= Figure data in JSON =
★ ★ ★ ★ ★ ★ ★

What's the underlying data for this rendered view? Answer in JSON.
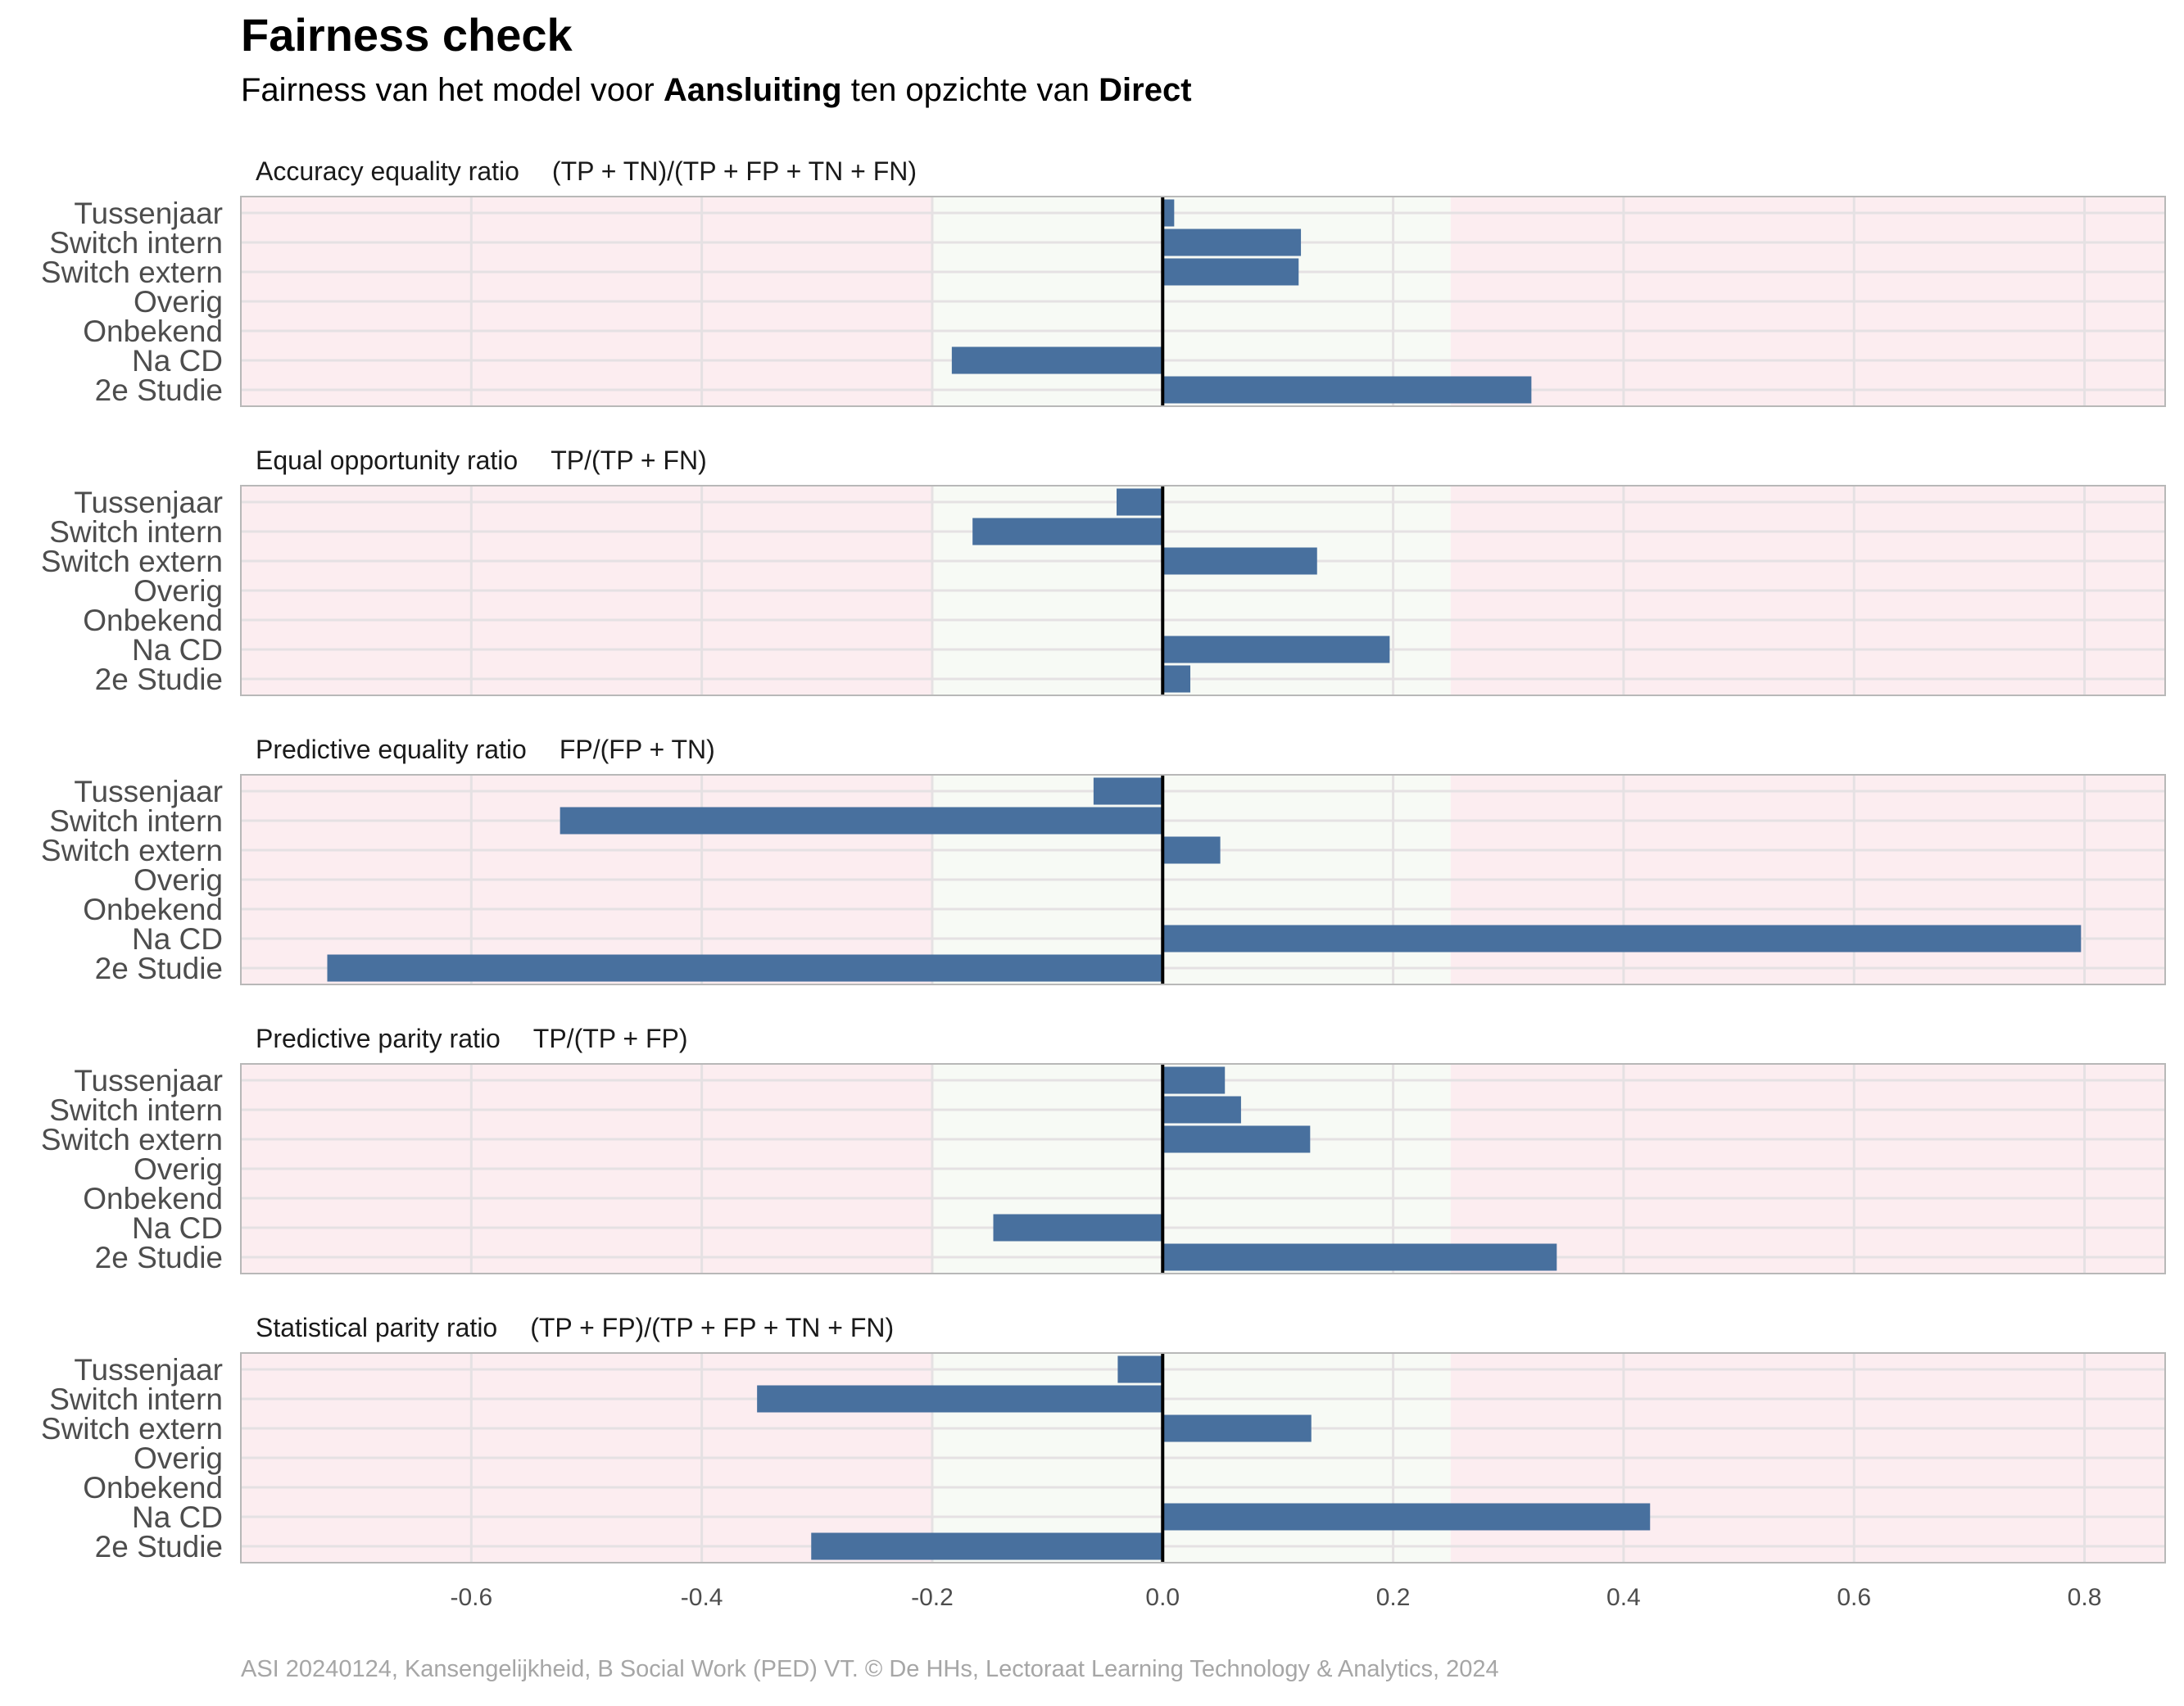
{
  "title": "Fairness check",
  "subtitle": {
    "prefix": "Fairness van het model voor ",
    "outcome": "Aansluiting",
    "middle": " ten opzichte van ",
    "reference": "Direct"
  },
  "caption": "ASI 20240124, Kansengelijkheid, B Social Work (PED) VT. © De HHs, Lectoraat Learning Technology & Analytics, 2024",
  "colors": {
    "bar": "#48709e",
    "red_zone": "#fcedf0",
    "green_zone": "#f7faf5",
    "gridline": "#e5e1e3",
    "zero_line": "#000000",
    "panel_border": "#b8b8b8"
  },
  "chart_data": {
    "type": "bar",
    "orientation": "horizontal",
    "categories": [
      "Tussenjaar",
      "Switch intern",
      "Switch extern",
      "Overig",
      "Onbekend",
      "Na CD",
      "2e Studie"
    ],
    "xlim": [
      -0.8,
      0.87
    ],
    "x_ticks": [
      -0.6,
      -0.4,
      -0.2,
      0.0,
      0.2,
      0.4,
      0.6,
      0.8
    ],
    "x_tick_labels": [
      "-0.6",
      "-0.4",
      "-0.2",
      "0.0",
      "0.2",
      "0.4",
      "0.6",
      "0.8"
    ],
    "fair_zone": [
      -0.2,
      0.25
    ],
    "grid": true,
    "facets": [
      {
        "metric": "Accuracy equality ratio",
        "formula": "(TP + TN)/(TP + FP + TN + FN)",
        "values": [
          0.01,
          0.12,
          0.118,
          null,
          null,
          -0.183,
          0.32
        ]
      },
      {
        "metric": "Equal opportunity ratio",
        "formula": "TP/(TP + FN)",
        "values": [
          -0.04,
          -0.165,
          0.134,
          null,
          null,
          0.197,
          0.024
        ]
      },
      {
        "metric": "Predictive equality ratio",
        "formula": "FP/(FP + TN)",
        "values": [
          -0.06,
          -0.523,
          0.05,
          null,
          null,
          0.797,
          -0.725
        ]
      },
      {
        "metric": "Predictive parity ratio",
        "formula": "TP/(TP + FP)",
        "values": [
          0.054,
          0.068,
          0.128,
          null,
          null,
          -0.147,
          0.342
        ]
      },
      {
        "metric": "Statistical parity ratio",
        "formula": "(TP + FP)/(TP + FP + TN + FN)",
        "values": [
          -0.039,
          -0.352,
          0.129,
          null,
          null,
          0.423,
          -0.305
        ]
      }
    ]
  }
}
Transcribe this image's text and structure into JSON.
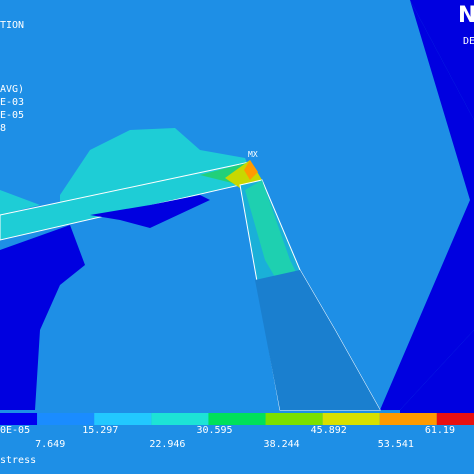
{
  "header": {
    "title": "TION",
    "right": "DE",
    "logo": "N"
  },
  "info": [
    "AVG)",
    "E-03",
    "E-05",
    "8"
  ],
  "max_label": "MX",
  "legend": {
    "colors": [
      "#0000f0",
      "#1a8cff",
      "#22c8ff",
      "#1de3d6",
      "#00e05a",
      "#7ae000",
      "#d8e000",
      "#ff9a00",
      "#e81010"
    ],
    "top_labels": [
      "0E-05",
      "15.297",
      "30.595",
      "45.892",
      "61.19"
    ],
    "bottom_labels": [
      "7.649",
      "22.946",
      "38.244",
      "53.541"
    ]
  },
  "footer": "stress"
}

★ ★ ★ ★ ★ ★ ★

= Task to complete =
Could you repeat, exactly and with nothing else, the lines from the one containing "Transcribe this image's" through the last line of the records above, leaving out the pictures?

= The result =
Transcribe this image's text and structure into JSON.
{
  "header": {
    "title": "TION",
    "right": "DE",
    "logo": "N"
  },
  "info": [
    "AVG)",
    "E-03",
    "E-05",
    "8"
  ],
  "max_label": "MX",
  "legend": {
    "colors": [
      "#0000f0",
      "#1a8cff",
      "#22c8ff",
      "#1de3d6",
      "#00e05a",
      "#7ae000",
      "#d8e000",
      "#ff9a00",
      "#e81010"
    ],
    "top_labels": [
      "0E-05",
      "15.297",
      "30.595",
      "45.892",
      "61.19"
    ],
    "bottom_labels": [
      "7.649",
      "22.946",
      "38.244",
      "53.541"
    ]
  },
  "footer": "stress"
}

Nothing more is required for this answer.